■ Entries from a visual dataset ■
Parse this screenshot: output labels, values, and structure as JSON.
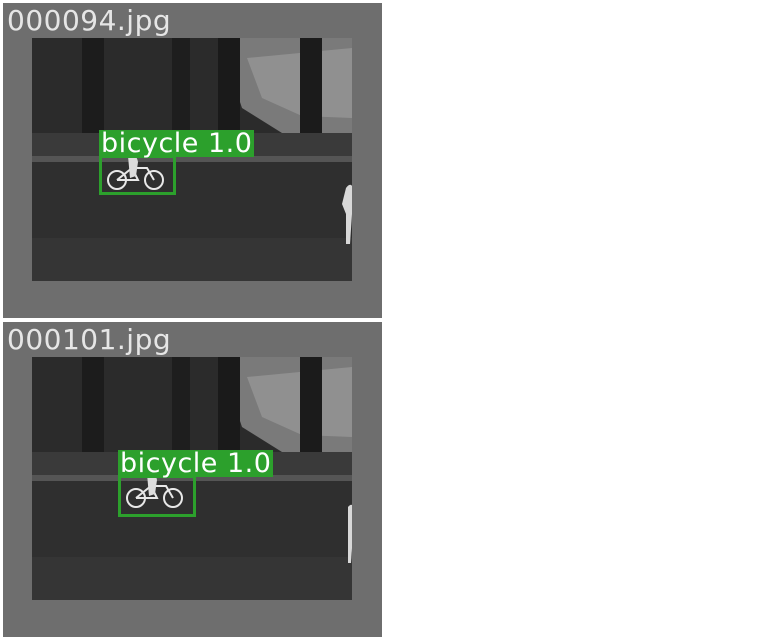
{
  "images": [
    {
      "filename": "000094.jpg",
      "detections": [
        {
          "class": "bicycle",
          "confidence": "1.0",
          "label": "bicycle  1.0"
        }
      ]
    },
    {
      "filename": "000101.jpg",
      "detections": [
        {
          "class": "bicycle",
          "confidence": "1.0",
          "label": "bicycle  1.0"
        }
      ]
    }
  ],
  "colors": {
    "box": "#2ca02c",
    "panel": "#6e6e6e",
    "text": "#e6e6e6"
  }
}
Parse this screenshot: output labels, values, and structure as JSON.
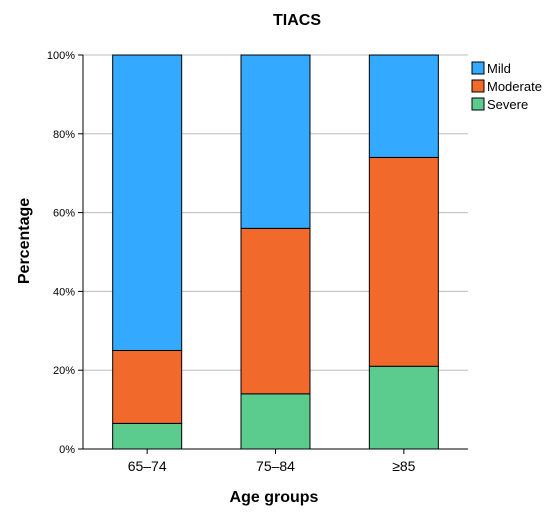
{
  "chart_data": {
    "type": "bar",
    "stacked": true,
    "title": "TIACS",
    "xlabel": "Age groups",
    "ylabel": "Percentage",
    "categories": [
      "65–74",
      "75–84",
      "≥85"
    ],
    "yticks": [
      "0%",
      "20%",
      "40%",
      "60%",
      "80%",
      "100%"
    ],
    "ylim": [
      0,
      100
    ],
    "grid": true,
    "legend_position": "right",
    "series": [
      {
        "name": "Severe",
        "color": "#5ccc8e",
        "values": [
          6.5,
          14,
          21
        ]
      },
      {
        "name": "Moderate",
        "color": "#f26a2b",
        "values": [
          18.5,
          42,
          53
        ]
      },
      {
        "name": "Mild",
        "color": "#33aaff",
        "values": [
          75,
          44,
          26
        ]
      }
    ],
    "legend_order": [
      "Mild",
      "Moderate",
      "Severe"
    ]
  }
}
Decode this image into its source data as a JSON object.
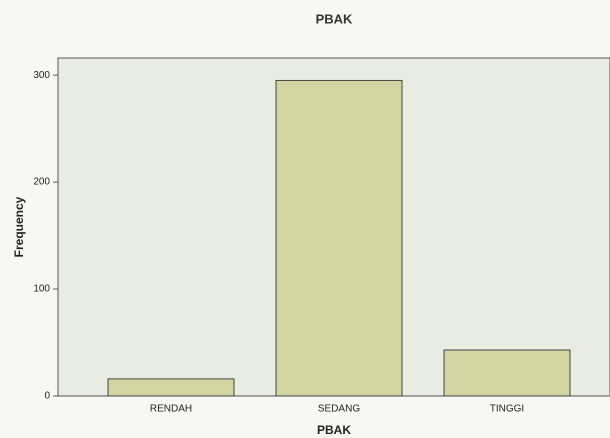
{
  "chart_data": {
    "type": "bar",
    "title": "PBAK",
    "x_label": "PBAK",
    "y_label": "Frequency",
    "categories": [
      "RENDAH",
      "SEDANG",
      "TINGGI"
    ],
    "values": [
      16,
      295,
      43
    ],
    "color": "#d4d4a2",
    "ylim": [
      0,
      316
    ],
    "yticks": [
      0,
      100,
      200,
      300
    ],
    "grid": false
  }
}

■ Work to do ■
Repeat the material above in full and unchanged, minus its images.

■ Solution for this exercise ■
Parse this screenshot: output labels, values, and structure as JSON.
{
  "images": [
    {
      "filename": "000094.jpg",
      "detections": [
        {
          "class": "bicycle",
          "confidence": "1.0",
          "label": "bicycle  1.0"
        }
      ]
    },
    {
      "filename": "000101.jpg",
      "detections": [
        {
          "class": "bicycle",
          "confidence": "1.0",
          "label": "bicycle  1.0"
        }
      ]
    }
  ],
  "colors": {
    "box": "#2ca02c",
    "panel": "#6e6e6e",
    "text": "#e6e6e6"
  }
}
Parse this screenshot: output labels, values, and structure as JSON.
{
  "chart_data": {
    "type": "bar",
    "stacked": true,
    "title": "TIACS",
    "xlabel": "Age groups",
    "ylabel": "Percentage",
    "categories": [
      "65–74",
      "75–84",
      "≥85"
    ],
    "yticks": [
      "0%",
      "20%",
      "40%",
      "60%",
      "80%",
      "100%"
    ],
    "ylim": [
      0,
      100
    ],
    "grid": true,
    "legend_position": "right",
    "series": [
      {
        "name": "Severe",
        "color": "#5ccc8e",
        "values": [
          6.5,
          14,
          21
        ]
      },
      {
        "name": "Moderate",
        "color": "#f26a2b",
        "values": [
          18.5,
          42,
          53
        ]
      },
      {
        "name": "Mild",
        "color": "#33aaff",
        "values": [
          75,
          44,
          26
        ]
      }
    ],
    "legend_order": [
      "Mild",
      "Moderate",
      "Severe"
    ]
  }
}
Decode this image into its source data as a JSON object.
{
  "chart_data": {
    "type": "bar",
    "title": "PBAK",
    "x_label": "PBAK",
    "y_label": "Frequency",
    "categories": [
      "RENDAH",
      "SEDANG",
      "TINGGI"
    ],
    "values": [
      16,
      295,
      43
    ],
    "color": "#d4d4a2",
    "ylim": [
      0,
      316
    ],
    "yticks": [
      0,
      100,
      200,
      300
    ],
    "grid": false
  }
}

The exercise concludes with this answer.